--- PASAJE CITADO ---

Estudiante chino manifiesta ante un monumento en memoria del Dr. Li Wenliang en las afueras del campus de la UCLA en Westwood, California, el 15 de febrero de 2020. El médico fue el denunciante del coronavirus que se originó en Wuhan, China, el que causó su muerte. (Mark Ralston/AFP vía Getty Images)

Desinformación

El régimen chino cambió de táctica alrededor de marzo, cuando los países de todo el mundo estaban respondiendo a sus propios brotes.

El 12 de marzo, un portavoz del Ministerio de Relaciones Exteriores de China, Zhao Lijian, afirmó en Twitter que el virus del PCCh fue llevado a Wuhan por el Ejército de Estados Unidos. Su afirmación infundada, y otras acusaciones similares de diplomáticos chinos, provocaron una amplia condena por parte de los funcionarios occidentales.

El 29 de noviembre, el diario estatal chino Global Times publicó un artículo donde se sugiere que el virus se originó en el subcontinente indio. Recientemente, los medios de comunicación estatales chinos citaron erróneamente una investigación de científicos para afirmar que el virus se originó en Italia.

El régimen chino y sus medios de comunicación también promueven la teoría de que los brotes locales de COVID-19 provienen de las cadenas de suministro de alimentos congelados. Las autoridades afirman haber detectado cepas del virus en salmones, camarones, cerdos, carne vacuna y otros alimentos importados congelados de diversos países, como Noruega, Rusia, Indonesia, Brasil y Alemania.

---

Transcribe el fragmento del pasaje sobre la desinformación que comienza en las palabras "Estudiante chino manifiesta" y termina después de "los funcionarios occidentales.". Los datos que vienen después de este pasaje no son necesarios.

--- DATOS MOSTRADOS ---

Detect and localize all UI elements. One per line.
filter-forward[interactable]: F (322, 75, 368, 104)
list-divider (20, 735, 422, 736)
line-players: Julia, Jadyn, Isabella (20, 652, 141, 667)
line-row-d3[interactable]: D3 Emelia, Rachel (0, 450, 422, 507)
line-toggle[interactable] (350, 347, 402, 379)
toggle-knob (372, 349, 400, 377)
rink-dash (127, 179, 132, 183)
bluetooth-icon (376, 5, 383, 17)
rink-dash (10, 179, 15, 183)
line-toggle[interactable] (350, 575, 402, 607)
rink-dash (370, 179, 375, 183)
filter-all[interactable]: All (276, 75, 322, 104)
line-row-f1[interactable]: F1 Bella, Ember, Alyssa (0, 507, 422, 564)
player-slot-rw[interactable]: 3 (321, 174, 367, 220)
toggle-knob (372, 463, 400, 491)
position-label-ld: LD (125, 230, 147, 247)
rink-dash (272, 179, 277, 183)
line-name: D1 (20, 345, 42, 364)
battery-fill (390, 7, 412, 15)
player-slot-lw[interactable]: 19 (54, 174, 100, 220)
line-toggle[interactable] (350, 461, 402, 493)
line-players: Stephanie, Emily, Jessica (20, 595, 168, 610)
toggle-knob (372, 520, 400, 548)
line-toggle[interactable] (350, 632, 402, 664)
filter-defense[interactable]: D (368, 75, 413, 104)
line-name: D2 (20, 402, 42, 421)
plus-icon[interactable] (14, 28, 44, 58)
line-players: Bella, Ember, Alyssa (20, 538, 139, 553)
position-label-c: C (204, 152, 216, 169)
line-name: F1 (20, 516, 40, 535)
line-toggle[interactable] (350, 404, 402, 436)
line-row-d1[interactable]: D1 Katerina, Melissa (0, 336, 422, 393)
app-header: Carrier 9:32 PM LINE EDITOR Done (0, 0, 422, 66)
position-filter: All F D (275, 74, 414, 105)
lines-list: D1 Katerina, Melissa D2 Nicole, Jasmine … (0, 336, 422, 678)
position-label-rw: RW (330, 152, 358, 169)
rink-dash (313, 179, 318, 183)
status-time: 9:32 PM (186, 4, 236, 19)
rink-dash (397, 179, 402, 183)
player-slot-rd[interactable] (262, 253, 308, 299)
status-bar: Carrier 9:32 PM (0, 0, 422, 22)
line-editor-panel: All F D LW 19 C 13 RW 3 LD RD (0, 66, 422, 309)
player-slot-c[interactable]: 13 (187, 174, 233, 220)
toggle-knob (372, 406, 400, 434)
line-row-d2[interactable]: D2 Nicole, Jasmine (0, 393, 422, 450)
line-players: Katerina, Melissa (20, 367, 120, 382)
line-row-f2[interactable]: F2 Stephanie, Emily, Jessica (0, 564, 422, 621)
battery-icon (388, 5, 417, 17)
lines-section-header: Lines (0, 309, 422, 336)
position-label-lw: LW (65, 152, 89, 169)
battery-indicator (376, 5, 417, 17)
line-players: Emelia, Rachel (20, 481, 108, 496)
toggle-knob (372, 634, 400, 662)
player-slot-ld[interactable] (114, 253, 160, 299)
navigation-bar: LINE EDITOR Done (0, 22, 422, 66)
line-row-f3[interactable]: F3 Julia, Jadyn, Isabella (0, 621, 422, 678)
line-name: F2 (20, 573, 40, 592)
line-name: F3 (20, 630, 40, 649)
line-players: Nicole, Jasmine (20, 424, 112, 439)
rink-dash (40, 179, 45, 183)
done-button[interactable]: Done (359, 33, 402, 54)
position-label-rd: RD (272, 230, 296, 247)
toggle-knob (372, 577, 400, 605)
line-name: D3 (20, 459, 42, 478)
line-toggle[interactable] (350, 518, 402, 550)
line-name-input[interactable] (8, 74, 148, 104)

---

_TAREA RESUELTA_
Estudiante chino manifiesta ante un monumento en memoria del Dr. Li Wenliang en las afueras del campus de la UCLA en Westwood, California, el 15 de febrero de 2020. El médico fue el denunciante del coronavirus que se originó en Wuhan, China, el que causó su muerte. (Mark Ralston/AFP vía Getty Images)

Desinformación

El régimen chino cambió de táctica alrededor de marzo, cuando los países de todo el mundo estaban respondiendo a sus propios brotes.

El 12 de marzo, un portavoz del Ministerio de Relaciones Exteriores de China, Zhao Lijian, afirmó en Twitter que el virus del PCCh fue llevado a Wuhan por el Ejército de Estados Unidos. Su afirmación infundada, y otras acusaciones similares de diplomáticos chinos, provocaron una amplia condena por parte de los funcionarios occidentales.